#### WHAT IS ASKED
Every entry needs to be printed exactly, please.

* begin *

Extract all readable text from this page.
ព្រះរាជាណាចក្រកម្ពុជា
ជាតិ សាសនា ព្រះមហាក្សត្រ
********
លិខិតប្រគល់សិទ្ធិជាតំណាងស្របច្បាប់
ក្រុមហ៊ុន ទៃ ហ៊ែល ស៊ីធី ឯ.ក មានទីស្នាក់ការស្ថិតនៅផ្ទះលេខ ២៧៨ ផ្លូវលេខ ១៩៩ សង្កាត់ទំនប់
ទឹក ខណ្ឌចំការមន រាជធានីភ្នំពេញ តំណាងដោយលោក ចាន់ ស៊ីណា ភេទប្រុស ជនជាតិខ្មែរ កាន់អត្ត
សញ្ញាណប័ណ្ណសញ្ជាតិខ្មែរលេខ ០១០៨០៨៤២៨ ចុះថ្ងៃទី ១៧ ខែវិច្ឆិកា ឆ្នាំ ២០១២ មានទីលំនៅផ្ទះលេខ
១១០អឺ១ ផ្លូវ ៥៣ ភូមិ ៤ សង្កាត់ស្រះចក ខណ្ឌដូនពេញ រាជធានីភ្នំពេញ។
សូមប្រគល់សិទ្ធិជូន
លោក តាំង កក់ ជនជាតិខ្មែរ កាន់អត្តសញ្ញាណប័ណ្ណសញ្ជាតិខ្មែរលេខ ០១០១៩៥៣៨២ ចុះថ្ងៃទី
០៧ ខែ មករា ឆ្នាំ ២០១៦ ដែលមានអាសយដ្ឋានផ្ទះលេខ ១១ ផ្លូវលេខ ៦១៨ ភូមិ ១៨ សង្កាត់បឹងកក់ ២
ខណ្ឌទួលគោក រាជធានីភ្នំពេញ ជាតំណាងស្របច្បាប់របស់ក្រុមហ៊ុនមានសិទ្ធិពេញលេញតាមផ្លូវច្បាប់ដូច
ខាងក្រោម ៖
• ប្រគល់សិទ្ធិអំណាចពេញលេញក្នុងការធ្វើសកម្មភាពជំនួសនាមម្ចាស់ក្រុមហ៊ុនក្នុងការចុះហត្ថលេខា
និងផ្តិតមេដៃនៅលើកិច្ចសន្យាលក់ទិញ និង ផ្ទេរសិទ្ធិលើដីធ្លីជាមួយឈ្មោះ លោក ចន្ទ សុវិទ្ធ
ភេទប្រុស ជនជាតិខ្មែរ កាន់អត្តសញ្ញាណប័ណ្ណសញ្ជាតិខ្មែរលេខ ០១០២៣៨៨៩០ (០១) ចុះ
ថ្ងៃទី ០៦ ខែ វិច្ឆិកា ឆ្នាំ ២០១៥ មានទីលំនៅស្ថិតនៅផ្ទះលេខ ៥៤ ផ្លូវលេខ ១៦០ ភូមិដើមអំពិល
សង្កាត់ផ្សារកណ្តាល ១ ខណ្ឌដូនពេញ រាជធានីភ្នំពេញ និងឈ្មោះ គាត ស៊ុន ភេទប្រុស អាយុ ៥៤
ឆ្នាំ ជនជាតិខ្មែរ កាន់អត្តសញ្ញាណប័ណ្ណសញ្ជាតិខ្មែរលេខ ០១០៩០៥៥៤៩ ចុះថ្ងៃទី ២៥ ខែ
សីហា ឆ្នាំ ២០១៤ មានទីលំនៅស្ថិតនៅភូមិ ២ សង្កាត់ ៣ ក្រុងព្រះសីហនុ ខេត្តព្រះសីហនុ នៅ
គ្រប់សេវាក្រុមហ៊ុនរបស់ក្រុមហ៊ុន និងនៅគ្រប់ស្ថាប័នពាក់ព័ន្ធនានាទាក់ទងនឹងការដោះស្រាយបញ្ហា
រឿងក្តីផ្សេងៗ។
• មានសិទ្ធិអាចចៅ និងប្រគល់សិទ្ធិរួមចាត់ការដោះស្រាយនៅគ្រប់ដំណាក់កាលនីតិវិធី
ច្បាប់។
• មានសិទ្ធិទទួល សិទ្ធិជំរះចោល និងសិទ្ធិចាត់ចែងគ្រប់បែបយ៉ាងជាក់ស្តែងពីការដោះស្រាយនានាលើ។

* end *

#### SOLUTION TO THIS TASK
Extract all readable text from this page.
ព្រះរាជាណាចក្រកម្ពុជា
ជាតិ សាសនា ព្រះមហាក្សត្រ
********
លិខិតប្រគល់សិទ្ធិជាតំណាងស្របច្បាប់
ក្រុមហ៊ុន ទៃ ហ៊ែល ស៊ីធី ឯ.ក មានទីស្នាក់ការស្ថិតនៅផ្ទះលេខ ២៧៨ ផ្លូវលេខ ១៩៩ សង្កាត់ទំនប់
ទឹក ខណ្ឌចំការមន រាជធានីភ្នំពេញ តំណាងដោយលោក ចាន់ ស៊ីណា ភេទប្រុស ជនជាតិខ្មែរ កាន់អត្ត
សញ្ញាណប័ណ្ណសញ្ជាតិខ្មែរលេខ ០១០៨០៨៤២៨ ចុះថ្ងៃទី ១៧ ខែវិច្ឆិកា ឆ្នាំ ២០១២ មានទីលំនៅផ្ទះលេខ
១១០អឺ១ ផ្លូវ ៥៣ ភូមិ ៤ សង្កាត់ស្រះចក ខណ្ឌដូនពេញ រាជធានីភ្នំពេញ។
សូមប្រគល់សិទ្ធិជូន
លោក តាំង កក់ ជនជាតិខ្មែរ កាន់អត្តសញ្ញាណប័ណ្ណសញ្ជាតិខ្មែរលេខ ០១០១៩៥៣៨២ ចុះថ្ងៃទី
០៧ ខែ មករា ឆ្នាំ ២០១៦ ដែលមានអាសយដ្ឋានផ្ទះលេខ ១១ ផ្លូវលេខ ៦១៨ ភូមិ ១៨ សង្កាត់បឹងកក់ ២
ខណ្ឌទួលគោក រាជធានីភ្នំពេញ ជាតំណាងស្របច្បាប់របស់ក្រុមហ៊ុនមានសិទ្ធិពេញលេញតាមផ្លូវច្បាប់ដូច
ខាងក្រោម ៖
• ប្រគល់សិទ្ធិអំណាចពេញលេញក្នុងការធ្វើសកម្មភាពជំនួសនាមម្ចាស់ក្រុមហ៊ុនក្នុងការចុះហត្ថលេខា
និងផ្តិតមេដៃនៅលើកិច្ចសន្យាលក់ទិញ និង ផ្ទេរសិទ្ធិលើដីធ្លីជាមួយឈ្មោះ លោក ចន្ទ សុវិទ្ធ
ភេទប្រុស ជនជាតិខ្មែរ កាន់អត្តសញ្ញាណប័ណ្ណសញ្ជាតិខ្មែរលេខ ០១០២៣៨៨៩០ (០១) ចុះ
ថ្ងៃទី ០៦ ខែ វិច្ឆិកា ឆ្នាំ ២០១៥ មានទីលំនៅស្ថិតនៅផ្ទះលេខ ៥៤ ផ្លូវលេខ ១៦០ ភូមិដើមអំពិល
សង្កាត់ផ្សារកណ្តាល ១ ខណ្ឌដូនពេញ រាជធានីភ្នំពេញ និងឈ្មោះ គាត ស៊ុន ភេទប្រុស អាយុ ៥៤
ឆ្នាំ ជនជាតិខ្មែរ កាន់អត្តសញ្ញាណប័ណ្ណសញ្ជាតិខ្មែរលេខ ០១០៩០៥៥៤៩ ចុះថ្ងៃទី ២៥ ខែ
សីហា ឆ្នាំ ២០១៤ មានទីលំនៅស្ថិតនៅភូមិ ២ សង្កាត់ ៣ ក្រុងព្រះសីហនុ ខេត្តព្រះសីហនុ នៅ
គ្រប់សេវាក្រុមហ៊ុនរបស់ក្រុមហ៊ុន និងនៅគ្រប់ស្ថាប័នពាក់ព័ន្ធនានាទាក់ទងនឹងការដោះស្រាយបញ្ហា
រឿងក្តីផ្សេងៗ។
• មានសិទ្ធិអាចចៅ និងប្រគល់សិទ្ធិរួមចាត់ការដោះស្រាយនៅគ្រប់ដំណាក់កាលនីតិវិធី
ច្បាប់។
• មានសិទ្ធិទទួល សិទ្ធិជំរះចោល និងសិទ្ធិចាត់ចែងគ្រប់បែបយ៉ាងជាក់ស្តែងពីការដោះស្រាយនានាលើ។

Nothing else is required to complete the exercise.